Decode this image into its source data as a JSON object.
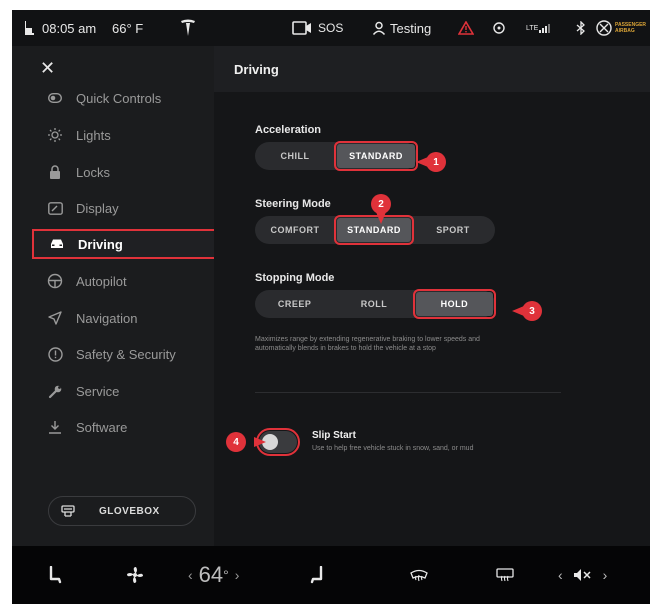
{
  "status_bar": {
    "time": "08:05 am",
    "temperature": "66° F",
    "sos": "SOS",
    "profile_name": "Testing",
    "lte": "LTE",
    "airbag_line1": "PASSENGER",
    "airbag_line2": "AIRBAG"
  },
  "sidebar": {
    "close": "✕",
    "items": [
      {
        "label": "Quick Controls",
        "icon": "toggle-icon"
      },
      {
        "label": "Lights",
        "icon": "sun-icon"
      },
      {
        "label": "Locks",
        "icon": "lock-icon"
      },
      {
        "label": "Display",
        "icon": "display-icon"
      },
      {
        "label": "Driving",
        "icon": "car-icon",
        "active": true
      },
      {
        "label": "Autopilot",
        "icon": "steering-wheel-icon"
      },
      {
        "label": "Navigation",
        "icon": "navigation-arrow-icon"
      },
      {
        "label": "Safety & Security",
        "icon": "alert-circle-icon"
      },
      {
        "label": "Service",
        "icon": "wrench-icon"
      },
      {
        "label": "Software",
        "icon": "download-icon"
      }
    ],
    "glovebox_label": "GLOVEBOX"
  },
  "main": {
    "title": "Driving",
    "acceleration": {
      "label": "Acceleration",
      "options": [
        "CHILL",
        "STANDARD"
      ],
      "selected": "STANDARD"
    },
    "steering": {
      "label": "Steering Mode",
      "options": [
        "COMFORT",
        "STANDARD",
        "SPORT"
      ],
      "selected": "STANDARD"
    },
    "stopping": {
      "label": "Stopping Mode",
      "options": [
        "CREEP",
        "ROLL",
        "HOLD"
      ],
      "selected": "HOLD",
      "description": "Maximizes range by extending regenerative braking to lower speeds and automatically blends in brakes to hold the vehicle at a stop"
    },
    "slip_start": {
      "title": "Slip Start",
      "description": "Use to help free vehicle stuck in snow, sand, or mud",
      "enabled": false
    }
  },
  "callouts": [
    "1",
    "2",
    "3",
    "4"
  ],
  "bottom_bar": {
    "cabin_temp": "64",
    "degree": "°",
    "left_arrow": "‹",
    "right_arrow": "›",
    "volume_left": "‹",
    "volume_right": "›",
    "volume_icon": "muted-speaker-icon"
  },
  "colors": {
    "accent_red": "#e0323a",
    "background": "#0d0e10",
    "sidebar": "#1b1c1e"
  }
}
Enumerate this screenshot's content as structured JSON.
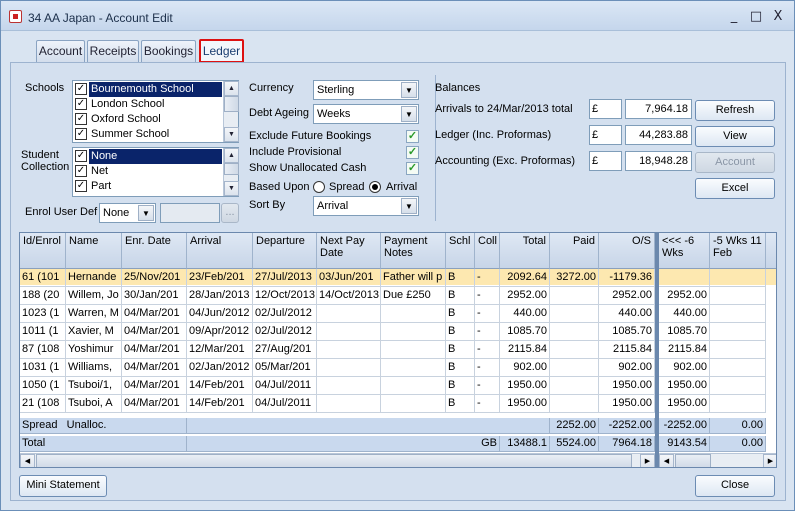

:::

PROBLEM STATEMENT: Among the records above, find each line holding the string "STANDARD" and pull it out.

OUTPUT BELOW:
        "STANDARD"
      "selected": "STANDARD"
        "STANDARD",
      "selected": "STANDARD"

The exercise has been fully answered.